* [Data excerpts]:

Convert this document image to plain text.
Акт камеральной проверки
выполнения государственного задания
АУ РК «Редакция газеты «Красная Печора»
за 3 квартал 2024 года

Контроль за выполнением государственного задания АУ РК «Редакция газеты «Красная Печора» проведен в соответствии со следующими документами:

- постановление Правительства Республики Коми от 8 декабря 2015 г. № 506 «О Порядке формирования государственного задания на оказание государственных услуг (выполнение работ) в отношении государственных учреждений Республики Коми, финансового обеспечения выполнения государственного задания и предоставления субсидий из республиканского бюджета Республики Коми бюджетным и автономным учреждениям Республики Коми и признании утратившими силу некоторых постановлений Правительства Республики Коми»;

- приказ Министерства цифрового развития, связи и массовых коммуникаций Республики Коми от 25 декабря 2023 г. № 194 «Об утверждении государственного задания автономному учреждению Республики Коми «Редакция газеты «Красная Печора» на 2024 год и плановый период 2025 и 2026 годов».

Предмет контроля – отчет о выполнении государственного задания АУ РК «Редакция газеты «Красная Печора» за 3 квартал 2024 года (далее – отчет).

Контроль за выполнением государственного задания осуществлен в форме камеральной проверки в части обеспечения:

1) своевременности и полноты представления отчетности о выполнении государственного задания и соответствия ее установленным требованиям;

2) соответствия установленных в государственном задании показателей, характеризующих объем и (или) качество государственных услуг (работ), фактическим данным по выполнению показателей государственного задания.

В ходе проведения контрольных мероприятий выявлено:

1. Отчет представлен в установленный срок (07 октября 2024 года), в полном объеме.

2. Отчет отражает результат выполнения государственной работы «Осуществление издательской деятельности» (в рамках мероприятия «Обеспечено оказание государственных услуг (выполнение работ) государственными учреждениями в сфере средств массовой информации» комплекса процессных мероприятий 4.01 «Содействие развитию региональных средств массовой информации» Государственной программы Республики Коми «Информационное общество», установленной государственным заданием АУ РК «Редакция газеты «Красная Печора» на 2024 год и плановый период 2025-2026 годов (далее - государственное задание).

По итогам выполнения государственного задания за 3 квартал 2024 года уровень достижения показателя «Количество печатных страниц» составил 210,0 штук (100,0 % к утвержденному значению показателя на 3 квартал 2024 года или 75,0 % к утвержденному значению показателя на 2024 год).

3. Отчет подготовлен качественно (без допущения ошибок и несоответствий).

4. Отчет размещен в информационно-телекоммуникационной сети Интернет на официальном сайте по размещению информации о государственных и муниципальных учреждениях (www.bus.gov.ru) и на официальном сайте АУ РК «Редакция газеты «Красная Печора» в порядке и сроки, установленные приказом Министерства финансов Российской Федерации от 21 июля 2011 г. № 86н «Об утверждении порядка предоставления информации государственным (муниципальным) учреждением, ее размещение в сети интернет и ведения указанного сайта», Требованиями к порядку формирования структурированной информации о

* [SHORT TASK]:
Make a verbatim copy of every entry shown above.

* [COMPLETE RESPONSE]:
Convert this document image to plain text.
Акт камеральной проверки
выполнения государственного задания
АУ РК «Редакция газеты «Красная Печора»
за 3 квартал 2024 года

Контроль за выполнением государственного задания АУ РК «Редакция газеты «Красная Печора» проведен в соответствии со следующими документами:

- постановление Правительства Республики Коми от 8 декабря 2015 г. № 506 «О Порядке формирования государственного задания на оказание государственных услуг (выполнение работ) в отношении государственных учреждений Республики Коми, финансового обеспечения выполнения государственного задания и предоставления субсидий из республиканского бюджета Республики Коми бюджетным и автономным учреждениям Республики Коми и признании утратившими силу некоторых постановлений Правительства Республики Коми»;

- приказ Министерства цифрового развития, связи и массовых коммуникаций Республики Коми от 25 декабря 2023 г. № 194 «Об утверждении государственного задания автономному учреждению Республики Коми «Редакция газеты «Красная Печора» на 2024 год и плановый период 2025 и 2026 годов».

Предмет контроля – отчет о выполнении государственного задания АУ РК «Редакция газеты «Красная Печора» за 3 квартал 2024 года (далее – отчет).

Контроль за выполнением государственного задания осуществлен в форме камеральной проверки в части обеспечения:

1) своевременности и полноты представления отчетности о выполнении государственного задания и соответствия ее установленным требованиям;

2) соответствия установленных в государственном задании показателей, характеризующих объем и (или) качество государственных услуг (работ), фактическим данным по выполнению показателей государственного задания.

В ходе проведения контрольных мероприятий выявлено:

1. Отчет представлен в установленный срок (07 октября 2024 года), в полном объеме.

2. Отчет отражает результат выполнения государственной работы «Осуществление издательской деятельности» (в рамках мероприятия «Обеспечено оказание государственных услуг (выполнение работ) государственными учреждениями в сфере средств массовой информации» комплекса процессных мероприятий 4.01 «Содействие развитию региональных средств массовой информации» Государственной программы Республики Коми «Информационное общество», установленной государственным заданием АУ РК «Редакция газеты «Красная Печора» на 2024 год и плановый период 2025-2026 годов (далее - государственное задание).

По итогам выполнения государственного задания за 3 квартал 2024 года уровень достижения показателя «Количество печатных страниц» составил 210,0 штук (100,0 % к утвержденному значению показателя на 3 квартал 2024 года или 75,0 % к утвержденному значению показателя на 2024 год).

3. Отчет подготовлен качественно (без допущения ошибок и несоответствий).

4. Отчет размещен в информационно-телекоммуникационной сети Интернет на официальном сайте по размещению информации о государственных и муниципальных учреждениях (www.bus.gov.ru) и на официальном сайте АУ РК «Редакция газеты «Красная Печора» в порядке и сроки, установленные приказом Министерства финансов Российской Федерации от 21 июля 2011 г. № 86н «Об утверждении порядка предоставления информации государственным (муниципальным) учреждением, ее размещение в сети интернет и ведения указанного сайта», Требованиями к порядку формирования структурированной информации о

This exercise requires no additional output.